**The request:** Below are some records. Say in a single number how many of their lines include the word "Новый".

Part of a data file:
........

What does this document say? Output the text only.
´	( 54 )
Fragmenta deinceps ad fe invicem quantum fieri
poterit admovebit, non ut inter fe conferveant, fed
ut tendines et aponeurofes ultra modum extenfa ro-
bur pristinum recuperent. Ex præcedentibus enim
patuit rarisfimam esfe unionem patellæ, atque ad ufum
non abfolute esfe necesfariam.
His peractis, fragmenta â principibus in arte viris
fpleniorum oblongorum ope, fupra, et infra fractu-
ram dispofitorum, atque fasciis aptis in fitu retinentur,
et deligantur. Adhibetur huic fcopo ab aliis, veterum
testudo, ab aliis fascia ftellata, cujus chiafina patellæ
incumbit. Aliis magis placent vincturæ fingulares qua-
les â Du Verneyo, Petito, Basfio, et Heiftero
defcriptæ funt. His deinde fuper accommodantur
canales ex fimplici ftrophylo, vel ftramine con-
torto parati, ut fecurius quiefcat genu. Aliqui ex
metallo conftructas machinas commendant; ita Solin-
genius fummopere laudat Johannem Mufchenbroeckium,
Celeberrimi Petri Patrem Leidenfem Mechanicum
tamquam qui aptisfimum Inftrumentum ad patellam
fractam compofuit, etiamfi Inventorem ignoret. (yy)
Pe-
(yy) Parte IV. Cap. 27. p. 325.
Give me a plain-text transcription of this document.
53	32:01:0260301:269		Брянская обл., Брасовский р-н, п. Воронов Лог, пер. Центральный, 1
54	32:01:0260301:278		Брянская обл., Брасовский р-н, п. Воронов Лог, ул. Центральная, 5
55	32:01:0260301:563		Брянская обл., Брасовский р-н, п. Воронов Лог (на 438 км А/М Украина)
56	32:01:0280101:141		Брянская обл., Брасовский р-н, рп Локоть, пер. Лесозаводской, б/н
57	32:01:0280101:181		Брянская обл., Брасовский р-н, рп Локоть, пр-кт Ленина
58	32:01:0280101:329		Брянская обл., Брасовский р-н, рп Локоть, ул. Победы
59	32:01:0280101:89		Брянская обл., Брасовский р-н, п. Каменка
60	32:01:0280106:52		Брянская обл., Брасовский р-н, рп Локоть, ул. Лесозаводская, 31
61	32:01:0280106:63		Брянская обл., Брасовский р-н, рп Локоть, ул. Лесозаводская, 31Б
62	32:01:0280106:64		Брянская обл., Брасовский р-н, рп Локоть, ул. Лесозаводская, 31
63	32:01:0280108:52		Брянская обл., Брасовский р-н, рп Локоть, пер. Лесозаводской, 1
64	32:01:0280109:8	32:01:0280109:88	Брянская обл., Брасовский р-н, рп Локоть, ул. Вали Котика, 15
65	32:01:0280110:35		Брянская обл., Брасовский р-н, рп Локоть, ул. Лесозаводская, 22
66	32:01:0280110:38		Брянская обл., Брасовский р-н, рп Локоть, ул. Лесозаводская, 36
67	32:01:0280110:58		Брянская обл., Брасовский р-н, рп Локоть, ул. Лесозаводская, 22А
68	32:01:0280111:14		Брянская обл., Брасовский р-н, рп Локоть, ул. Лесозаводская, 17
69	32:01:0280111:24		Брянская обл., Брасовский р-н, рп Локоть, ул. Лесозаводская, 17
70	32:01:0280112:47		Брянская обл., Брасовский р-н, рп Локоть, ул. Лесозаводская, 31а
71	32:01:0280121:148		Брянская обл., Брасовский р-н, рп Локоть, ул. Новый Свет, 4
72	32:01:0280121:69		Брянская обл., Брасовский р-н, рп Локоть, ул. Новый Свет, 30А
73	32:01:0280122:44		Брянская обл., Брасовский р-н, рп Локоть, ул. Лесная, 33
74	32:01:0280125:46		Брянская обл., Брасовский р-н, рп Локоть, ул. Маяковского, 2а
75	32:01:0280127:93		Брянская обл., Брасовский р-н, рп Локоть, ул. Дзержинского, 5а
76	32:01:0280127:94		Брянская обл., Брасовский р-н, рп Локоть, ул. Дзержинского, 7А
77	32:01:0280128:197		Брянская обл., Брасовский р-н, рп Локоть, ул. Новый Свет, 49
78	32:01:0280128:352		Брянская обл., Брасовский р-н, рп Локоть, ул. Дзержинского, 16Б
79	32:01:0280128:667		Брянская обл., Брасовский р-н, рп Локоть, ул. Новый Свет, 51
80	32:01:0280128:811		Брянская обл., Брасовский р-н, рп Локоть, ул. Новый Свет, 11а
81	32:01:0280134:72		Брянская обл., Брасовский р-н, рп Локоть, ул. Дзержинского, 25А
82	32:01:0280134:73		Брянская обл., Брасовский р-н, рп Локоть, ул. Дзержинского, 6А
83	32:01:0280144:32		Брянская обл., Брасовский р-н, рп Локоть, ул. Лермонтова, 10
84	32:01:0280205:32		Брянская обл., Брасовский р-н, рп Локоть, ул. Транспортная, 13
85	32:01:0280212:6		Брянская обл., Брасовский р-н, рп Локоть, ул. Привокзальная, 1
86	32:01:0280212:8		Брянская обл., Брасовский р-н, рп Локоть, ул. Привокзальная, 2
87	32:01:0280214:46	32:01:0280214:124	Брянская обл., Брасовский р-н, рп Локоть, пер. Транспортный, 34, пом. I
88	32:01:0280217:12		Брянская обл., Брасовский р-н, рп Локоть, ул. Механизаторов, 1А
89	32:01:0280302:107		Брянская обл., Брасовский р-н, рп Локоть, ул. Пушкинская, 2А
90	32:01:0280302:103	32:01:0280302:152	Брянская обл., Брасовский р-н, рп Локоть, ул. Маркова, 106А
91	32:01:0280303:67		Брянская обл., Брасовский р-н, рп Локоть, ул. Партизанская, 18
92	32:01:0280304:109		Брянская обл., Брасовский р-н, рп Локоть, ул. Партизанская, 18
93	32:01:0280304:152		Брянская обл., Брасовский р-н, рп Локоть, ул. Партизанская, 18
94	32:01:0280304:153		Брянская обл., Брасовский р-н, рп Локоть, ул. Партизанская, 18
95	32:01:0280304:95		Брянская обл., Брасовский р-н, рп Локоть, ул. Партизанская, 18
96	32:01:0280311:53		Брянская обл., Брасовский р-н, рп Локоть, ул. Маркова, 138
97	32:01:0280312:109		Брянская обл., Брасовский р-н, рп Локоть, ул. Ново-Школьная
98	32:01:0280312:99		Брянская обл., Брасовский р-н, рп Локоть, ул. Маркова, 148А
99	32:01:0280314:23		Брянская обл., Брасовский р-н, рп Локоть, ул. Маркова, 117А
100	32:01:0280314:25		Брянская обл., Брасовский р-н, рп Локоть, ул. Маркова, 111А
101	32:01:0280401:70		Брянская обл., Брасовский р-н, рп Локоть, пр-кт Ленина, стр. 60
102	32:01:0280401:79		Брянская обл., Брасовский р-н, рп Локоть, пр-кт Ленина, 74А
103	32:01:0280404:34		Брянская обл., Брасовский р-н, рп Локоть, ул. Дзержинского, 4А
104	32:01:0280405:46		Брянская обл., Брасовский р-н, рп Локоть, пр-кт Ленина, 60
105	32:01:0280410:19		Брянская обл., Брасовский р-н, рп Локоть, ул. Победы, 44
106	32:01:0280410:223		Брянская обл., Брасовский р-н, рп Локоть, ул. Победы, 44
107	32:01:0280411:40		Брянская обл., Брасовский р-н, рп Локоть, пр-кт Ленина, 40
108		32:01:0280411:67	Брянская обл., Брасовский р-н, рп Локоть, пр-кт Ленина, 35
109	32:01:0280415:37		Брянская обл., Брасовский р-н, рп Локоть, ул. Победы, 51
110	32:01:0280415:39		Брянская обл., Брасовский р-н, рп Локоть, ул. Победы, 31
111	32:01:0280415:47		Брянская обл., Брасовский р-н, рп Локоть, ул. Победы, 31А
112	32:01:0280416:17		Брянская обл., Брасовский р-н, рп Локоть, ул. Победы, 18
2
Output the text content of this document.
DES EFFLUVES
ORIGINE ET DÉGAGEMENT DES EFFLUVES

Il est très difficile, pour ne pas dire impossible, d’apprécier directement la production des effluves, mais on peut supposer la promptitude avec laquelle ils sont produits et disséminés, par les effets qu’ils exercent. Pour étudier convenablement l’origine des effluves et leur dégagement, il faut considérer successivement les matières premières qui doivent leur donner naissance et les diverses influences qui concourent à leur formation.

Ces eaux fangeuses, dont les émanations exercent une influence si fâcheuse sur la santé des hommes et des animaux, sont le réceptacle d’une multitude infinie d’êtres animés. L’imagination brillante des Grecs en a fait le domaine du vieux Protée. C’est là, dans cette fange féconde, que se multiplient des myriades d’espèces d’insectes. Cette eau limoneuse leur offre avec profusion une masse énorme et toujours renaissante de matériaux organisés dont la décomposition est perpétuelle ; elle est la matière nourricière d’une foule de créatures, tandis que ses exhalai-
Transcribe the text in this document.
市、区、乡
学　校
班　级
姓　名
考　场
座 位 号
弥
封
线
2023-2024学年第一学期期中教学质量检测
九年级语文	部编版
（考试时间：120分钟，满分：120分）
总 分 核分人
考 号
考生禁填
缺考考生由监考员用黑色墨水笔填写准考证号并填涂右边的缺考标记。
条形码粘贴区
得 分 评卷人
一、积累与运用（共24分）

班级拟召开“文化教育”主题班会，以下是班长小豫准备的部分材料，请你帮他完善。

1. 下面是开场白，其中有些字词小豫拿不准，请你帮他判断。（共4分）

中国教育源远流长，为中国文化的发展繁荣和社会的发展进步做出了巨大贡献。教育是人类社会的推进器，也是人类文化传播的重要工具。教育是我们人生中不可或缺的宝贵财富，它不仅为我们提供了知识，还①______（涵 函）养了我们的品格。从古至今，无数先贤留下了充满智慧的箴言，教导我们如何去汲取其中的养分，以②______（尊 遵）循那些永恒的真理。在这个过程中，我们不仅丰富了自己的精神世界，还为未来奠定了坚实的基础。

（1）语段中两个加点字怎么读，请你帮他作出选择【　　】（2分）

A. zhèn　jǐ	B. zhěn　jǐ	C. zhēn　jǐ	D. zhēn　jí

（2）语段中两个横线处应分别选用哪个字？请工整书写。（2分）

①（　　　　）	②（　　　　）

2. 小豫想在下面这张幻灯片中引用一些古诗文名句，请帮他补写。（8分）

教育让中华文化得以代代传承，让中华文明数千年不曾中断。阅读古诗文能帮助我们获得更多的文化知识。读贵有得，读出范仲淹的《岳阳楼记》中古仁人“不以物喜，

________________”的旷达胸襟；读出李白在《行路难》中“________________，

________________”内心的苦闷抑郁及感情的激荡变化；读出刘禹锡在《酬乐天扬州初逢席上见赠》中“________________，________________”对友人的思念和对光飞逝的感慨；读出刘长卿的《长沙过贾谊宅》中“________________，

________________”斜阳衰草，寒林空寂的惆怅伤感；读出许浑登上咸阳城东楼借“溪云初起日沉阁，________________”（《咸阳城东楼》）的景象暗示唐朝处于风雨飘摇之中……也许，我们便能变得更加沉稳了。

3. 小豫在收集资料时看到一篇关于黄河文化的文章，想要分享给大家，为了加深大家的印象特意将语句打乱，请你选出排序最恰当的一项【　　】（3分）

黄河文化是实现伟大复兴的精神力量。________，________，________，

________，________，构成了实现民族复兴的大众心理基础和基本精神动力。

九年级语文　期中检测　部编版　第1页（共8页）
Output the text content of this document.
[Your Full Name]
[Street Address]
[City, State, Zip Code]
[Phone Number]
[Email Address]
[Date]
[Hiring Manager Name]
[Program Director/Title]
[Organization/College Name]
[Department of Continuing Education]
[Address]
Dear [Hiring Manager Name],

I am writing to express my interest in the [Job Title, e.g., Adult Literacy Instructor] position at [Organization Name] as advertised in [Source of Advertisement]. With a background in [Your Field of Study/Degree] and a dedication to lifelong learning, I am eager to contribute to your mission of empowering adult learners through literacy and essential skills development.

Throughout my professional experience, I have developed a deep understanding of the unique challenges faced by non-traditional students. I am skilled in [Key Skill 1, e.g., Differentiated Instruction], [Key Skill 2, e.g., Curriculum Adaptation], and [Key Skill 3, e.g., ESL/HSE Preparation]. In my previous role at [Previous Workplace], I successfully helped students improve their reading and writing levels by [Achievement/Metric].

........

**Task output:** 5